Stored items from a collection:
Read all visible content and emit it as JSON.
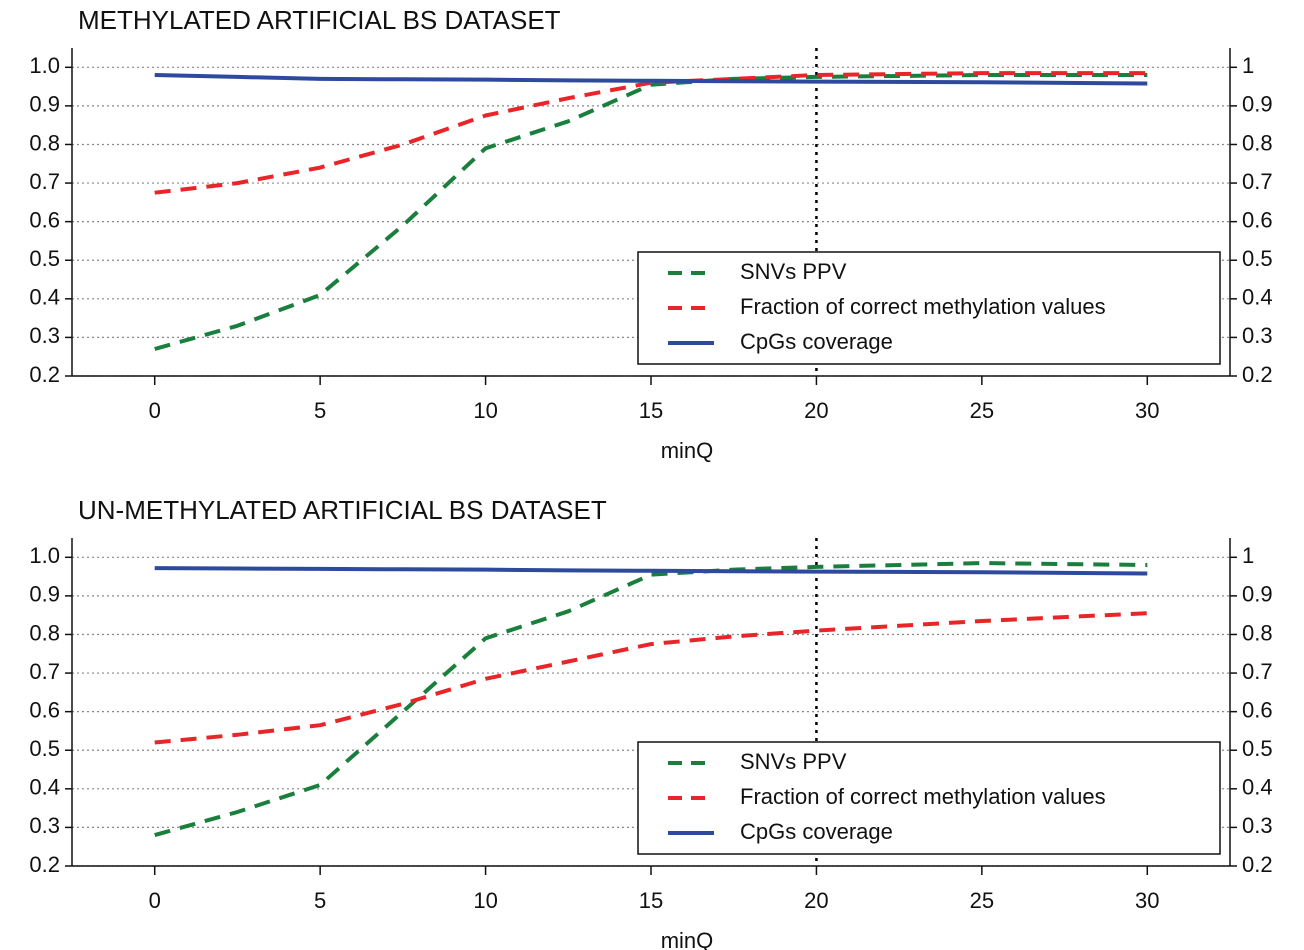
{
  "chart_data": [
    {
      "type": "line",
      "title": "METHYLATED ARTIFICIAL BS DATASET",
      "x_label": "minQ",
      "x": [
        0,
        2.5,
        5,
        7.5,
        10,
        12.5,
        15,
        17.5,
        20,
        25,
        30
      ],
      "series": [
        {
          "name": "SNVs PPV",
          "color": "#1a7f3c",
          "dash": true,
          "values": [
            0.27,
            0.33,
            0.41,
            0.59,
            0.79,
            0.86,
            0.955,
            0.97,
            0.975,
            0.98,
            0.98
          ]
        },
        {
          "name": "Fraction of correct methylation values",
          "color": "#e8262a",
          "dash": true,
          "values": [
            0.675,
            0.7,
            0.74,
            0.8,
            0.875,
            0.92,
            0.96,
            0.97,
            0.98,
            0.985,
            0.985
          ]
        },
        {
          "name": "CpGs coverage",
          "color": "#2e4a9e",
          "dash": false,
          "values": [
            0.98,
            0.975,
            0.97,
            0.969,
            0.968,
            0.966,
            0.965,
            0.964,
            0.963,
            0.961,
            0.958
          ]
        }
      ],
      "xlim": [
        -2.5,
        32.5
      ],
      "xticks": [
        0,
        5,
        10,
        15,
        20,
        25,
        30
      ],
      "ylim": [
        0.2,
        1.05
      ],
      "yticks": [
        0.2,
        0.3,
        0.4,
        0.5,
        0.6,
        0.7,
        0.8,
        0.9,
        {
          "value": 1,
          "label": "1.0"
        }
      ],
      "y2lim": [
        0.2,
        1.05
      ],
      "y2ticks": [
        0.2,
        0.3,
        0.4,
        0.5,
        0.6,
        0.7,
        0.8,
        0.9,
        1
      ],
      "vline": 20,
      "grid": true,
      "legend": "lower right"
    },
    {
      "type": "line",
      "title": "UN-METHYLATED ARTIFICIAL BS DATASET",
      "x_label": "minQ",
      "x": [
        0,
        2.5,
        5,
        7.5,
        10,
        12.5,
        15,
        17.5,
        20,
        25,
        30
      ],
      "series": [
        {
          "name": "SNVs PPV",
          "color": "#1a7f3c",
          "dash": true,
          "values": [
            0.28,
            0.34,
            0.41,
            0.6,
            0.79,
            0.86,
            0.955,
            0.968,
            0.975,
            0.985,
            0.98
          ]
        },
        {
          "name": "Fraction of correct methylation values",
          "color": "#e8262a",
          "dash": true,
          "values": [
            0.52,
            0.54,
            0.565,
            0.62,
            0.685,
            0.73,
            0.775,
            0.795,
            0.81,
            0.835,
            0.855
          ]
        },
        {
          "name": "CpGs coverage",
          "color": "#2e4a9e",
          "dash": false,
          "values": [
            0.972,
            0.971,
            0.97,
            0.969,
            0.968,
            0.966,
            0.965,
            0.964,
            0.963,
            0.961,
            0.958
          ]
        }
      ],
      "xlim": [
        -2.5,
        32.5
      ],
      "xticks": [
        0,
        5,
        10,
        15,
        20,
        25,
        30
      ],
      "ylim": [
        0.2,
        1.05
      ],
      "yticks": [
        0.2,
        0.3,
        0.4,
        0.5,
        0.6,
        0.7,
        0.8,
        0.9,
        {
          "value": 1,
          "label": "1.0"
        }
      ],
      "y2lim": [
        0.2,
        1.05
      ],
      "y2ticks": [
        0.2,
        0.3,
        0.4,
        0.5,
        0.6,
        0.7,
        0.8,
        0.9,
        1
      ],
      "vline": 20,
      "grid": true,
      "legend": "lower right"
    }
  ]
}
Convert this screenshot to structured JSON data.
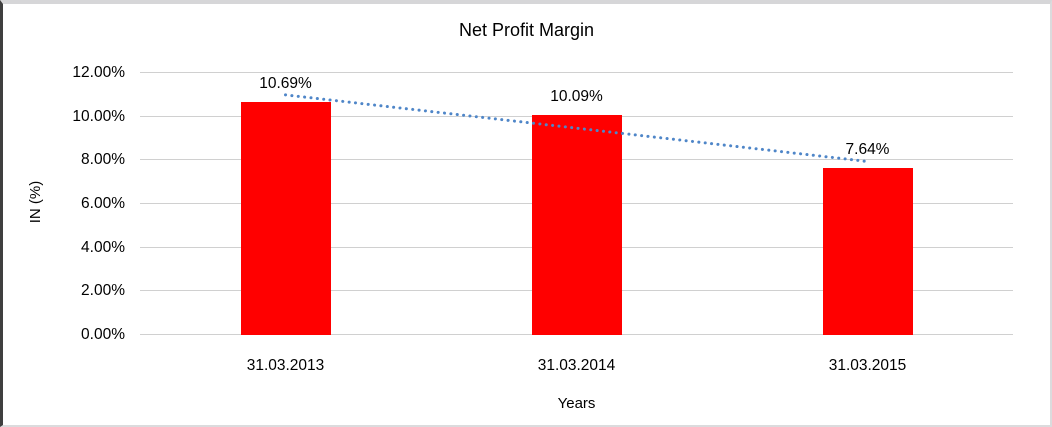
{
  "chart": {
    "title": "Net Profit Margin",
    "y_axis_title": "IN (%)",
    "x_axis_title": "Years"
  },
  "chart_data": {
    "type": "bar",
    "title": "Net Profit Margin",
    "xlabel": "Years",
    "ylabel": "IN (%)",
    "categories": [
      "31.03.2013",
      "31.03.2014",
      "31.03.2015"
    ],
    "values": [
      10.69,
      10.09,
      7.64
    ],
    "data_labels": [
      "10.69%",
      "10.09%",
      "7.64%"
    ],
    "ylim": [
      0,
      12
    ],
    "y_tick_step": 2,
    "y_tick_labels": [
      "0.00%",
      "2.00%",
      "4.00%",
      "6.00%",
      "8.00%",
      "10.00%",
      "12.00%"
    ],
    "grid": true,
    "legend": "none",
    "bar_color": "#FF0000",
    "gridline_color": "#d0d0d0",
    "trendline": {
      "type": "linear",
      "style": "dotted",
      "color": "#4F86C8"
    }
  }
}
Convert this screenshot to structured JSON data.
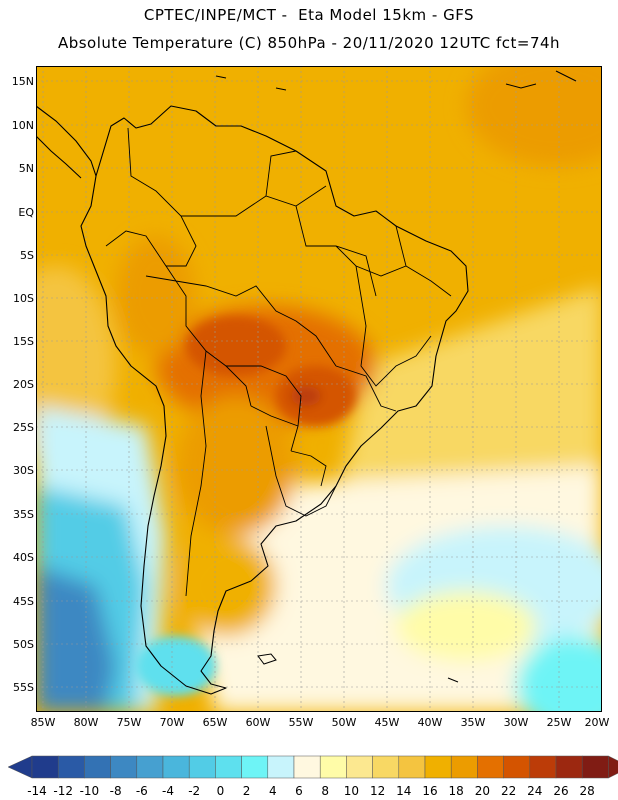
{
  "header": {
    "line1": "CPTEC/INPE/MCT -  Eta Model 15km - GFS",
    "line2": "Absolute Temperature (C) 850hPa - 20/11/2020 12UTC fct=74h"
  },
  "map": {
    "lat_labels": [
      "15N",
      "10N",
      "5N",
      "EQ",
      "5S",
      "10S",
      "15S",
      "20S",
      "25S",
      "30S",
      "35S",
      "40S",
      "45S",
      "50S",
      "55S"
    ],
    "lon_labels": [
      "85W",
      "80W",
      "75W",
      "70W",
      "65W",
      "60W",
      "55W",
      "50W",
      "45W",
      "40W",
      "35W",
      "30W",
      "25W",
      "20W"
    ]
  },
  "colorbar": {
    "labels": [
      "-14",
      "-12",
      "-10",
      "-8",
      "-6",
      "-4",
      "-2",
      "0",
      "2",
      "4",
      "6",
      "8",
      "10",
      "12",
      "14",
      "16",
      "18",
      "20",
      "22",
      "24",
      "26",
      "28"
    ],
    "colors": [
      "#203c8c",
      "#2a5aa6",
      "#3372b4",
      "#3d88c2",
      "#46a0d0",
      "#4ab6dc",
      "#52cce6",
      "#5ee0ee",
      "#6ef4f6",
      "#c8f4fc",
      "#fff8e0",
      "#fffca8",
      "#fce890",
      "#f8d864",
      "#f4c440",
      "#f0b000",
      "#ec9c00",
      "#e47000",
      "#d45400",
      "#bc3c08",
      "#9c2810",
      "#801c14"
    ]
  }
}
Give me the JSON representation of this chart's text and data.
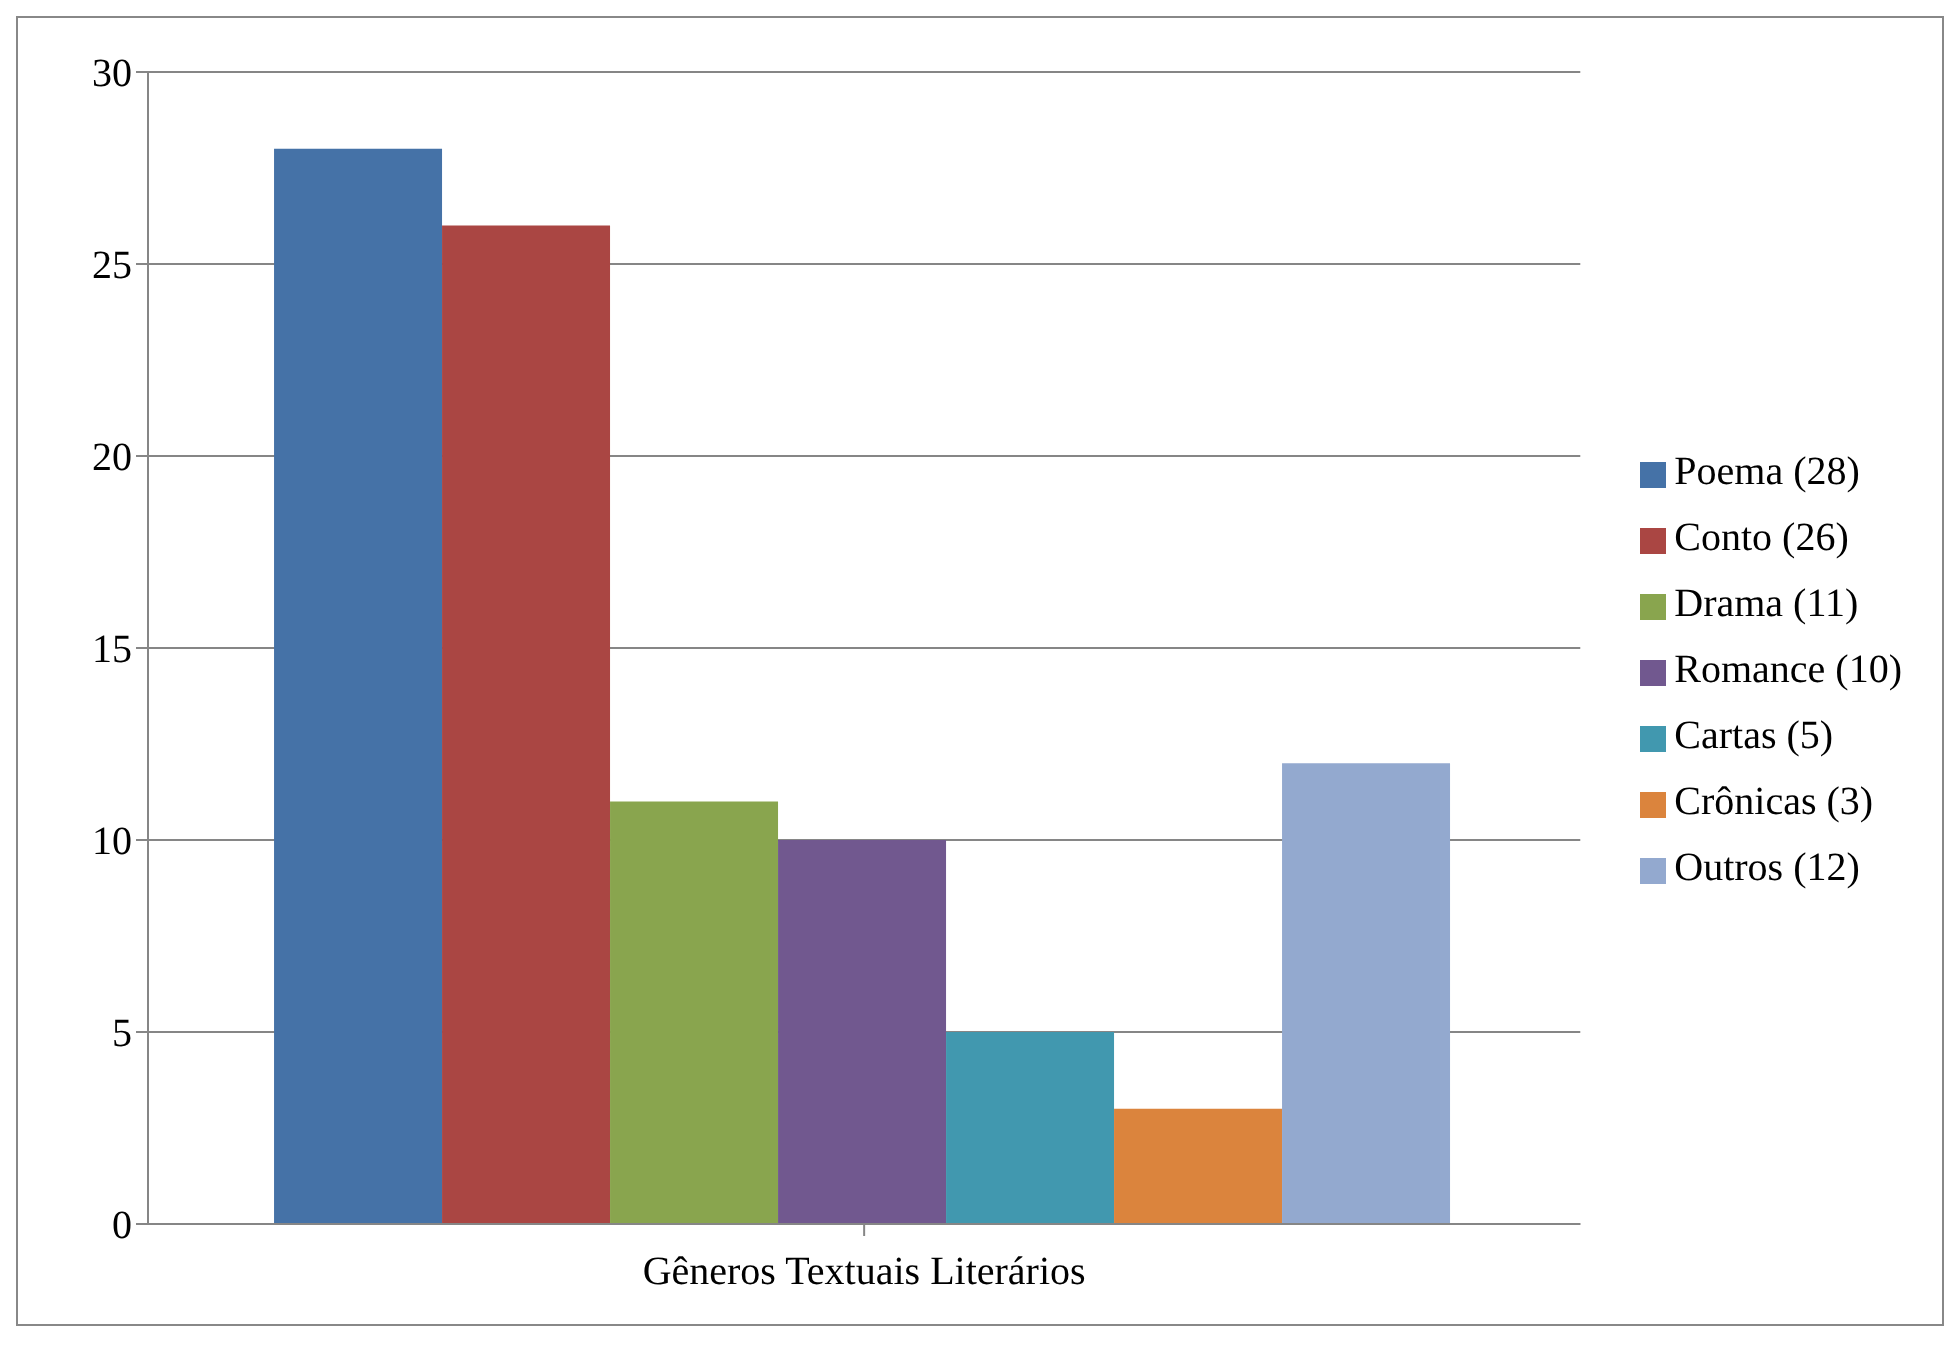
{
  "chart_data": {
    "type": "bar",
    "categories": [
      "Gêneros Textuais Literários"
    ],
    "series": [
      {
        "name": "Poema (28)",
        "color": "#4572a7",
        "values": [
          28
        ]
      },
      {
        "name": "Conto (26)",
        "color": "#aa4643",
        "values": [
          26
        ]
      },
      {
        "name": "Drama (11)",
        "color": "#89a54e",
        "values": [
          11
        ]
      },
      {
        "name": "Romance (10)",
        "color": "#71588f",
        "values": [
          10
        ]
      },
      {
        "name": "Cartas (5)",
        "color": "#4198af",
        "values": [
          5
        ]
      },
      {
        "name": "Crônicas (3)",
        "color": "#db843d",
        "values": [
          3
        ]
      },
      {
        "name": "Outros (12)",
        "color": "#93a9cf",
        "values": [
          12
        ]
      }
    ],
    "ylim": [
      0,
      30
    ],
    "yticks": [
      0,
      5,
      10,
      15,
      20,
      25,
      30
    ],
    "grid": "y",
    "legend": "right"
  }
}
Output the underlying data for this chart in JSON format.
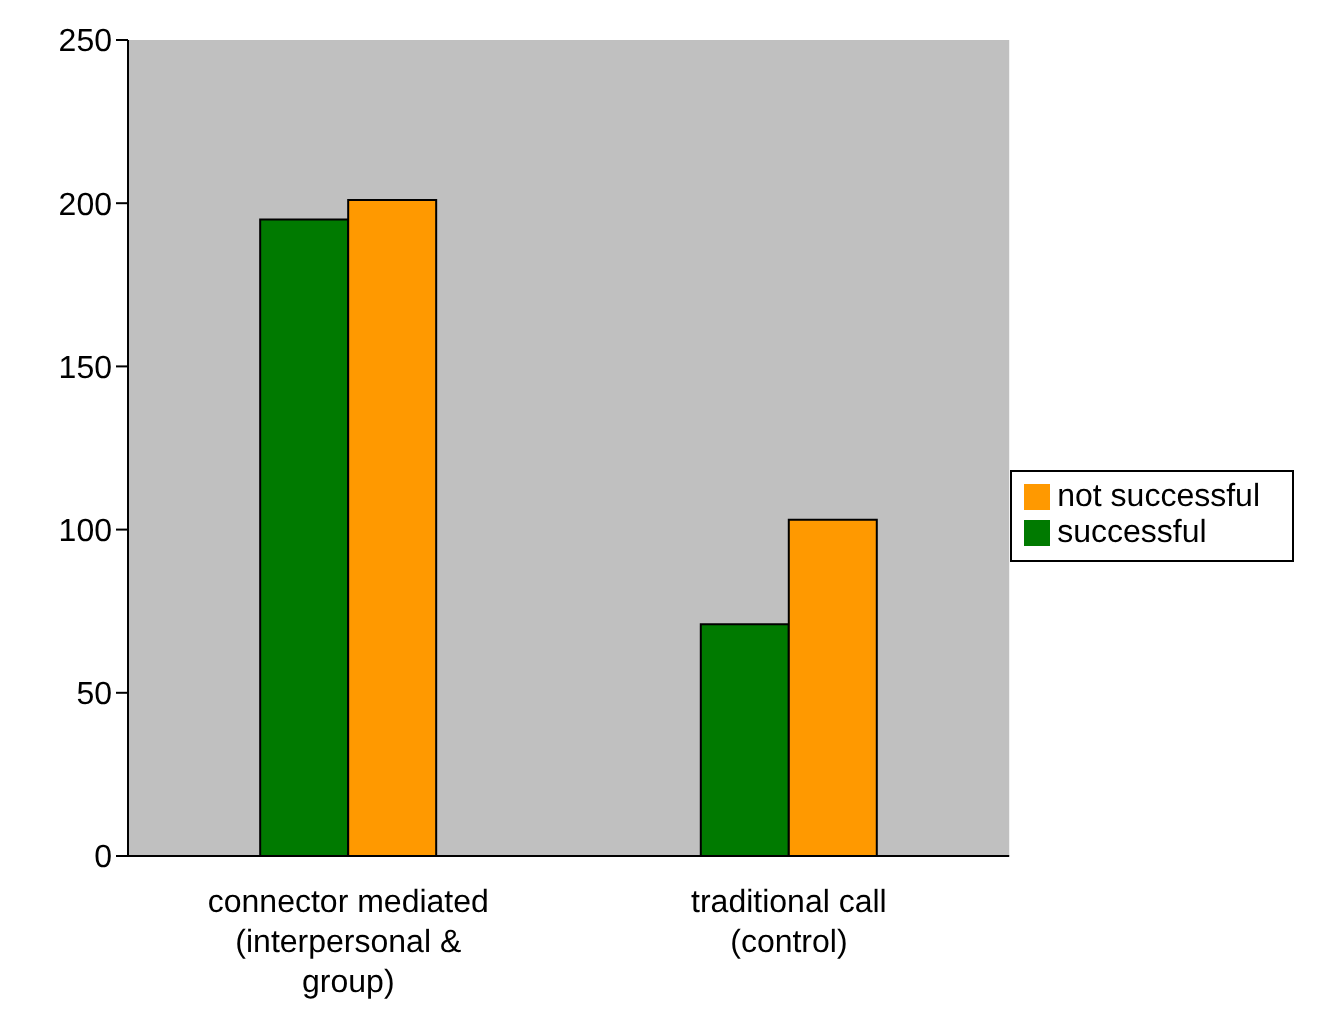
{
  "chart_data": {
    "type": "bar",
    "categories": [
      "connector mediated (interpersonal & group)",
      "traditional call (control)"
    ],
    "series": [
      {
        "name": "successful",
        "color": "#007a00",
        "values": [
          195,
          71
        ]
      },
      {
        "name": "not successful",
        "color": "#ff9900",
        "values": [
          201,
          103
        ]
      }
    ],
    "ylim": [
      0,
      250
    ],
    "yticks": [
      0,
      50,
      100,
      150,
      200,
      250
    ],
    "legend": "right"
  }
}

INSTRUCTIONS TO FOLLOW: Each line that contains the word "JSON" counts toward the total; give only that total.

ANSWER FOR THE TASK: 5